## GIVEN ENTRIES
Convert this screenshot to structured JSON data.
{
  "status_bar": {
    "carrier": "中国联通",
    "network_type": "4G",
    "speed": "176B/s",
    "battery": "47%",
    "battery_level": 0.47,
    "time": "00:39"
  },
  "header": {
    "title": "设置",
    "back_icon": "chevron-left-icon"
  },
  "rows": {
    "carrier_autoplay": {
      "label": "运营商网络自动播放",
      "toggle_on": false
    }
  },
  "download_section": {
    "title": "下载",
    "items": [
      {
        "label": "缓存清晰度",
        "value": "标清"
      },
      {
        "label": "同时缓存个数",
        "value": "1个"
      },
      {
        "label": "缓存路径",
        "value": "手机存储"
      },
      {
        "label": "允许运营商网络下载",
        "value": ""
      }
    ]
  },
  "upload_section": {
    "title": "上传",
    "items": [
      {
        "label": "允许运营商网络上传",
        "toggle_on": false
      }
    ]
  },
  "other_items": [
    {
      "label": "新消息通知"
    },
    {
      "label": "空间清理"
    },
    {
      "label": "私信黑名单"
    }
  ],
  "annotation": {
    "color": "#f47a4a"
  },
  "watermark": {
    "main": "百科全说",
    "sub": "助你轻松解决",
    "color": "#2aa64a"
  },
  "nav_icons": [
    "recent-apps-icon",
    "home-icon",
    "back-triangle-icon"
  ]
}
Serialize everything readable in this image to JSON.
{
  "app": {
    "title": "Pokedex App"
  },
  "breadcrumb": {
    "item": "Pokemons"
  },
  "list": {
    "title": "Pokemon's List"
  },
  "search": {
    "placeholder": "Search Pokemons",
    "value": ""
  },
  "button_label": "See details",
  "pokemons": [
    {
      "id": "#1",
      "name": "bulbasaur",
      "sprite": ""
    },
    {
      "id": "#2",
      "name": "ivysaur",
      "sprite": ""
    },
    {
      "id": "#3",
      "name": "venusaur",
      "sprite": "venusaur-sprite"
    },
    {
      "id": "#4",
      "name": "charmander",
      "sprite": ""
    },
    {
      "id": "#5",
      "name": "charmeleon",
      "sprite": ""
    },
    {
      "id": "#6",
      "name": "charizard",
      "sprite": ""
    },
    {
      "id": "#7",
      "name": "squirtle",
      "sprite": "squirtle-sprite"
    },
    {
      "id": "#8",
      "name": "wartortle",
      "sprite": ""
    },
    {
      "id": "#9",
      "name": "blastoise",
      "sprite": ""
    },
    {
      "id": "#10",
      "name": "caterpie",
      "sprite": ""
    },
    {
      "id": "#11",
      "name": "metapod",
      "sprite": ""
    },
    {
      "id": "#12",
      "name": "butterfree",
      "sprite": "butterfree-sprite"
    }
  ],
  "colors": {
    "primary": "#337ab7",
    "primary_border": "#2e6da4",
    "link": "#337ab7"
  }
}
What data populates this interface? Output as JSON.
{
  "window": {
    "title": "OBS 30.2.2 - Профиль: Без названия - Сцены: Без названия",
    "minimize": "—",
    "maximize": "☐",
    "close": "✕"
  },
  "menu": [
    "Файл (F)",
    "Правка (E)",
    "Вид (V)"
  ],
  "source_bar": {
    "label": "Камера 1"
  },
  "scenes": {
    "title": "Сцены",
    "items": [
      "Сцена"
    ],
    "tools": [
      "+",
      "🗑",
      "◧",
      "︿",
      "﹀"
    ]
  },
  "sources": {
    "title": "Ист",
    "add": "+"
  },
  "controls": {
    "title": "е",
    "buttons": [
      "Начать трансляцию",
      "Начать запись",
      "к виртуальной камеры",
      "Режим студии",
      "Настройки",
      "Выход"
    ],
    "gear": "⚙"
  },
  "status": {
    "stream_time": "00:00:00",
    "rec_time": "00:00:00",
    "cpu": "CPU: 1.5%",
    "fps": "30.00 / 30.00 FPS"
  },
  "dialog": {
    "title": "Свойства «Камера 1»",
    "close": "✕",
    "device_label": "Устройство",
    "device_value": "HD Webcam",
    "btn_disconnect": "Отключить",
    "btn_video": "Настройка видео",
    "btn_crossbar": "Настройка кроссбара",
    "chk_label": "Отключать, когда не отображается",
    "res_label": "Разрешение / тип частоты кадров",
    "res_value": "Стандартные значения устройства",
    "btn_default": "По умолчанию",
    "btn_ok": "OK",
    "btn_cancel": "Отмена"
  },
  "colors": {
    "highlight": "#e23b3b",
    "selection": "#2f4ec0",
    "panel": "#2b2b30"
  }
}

## TASK OBJECTIVE
List all lines above in which the string "butterfree" appears.

## TASK OUTPUT
      "name": "butterfree",
      "sprite": "butterfree-sprite"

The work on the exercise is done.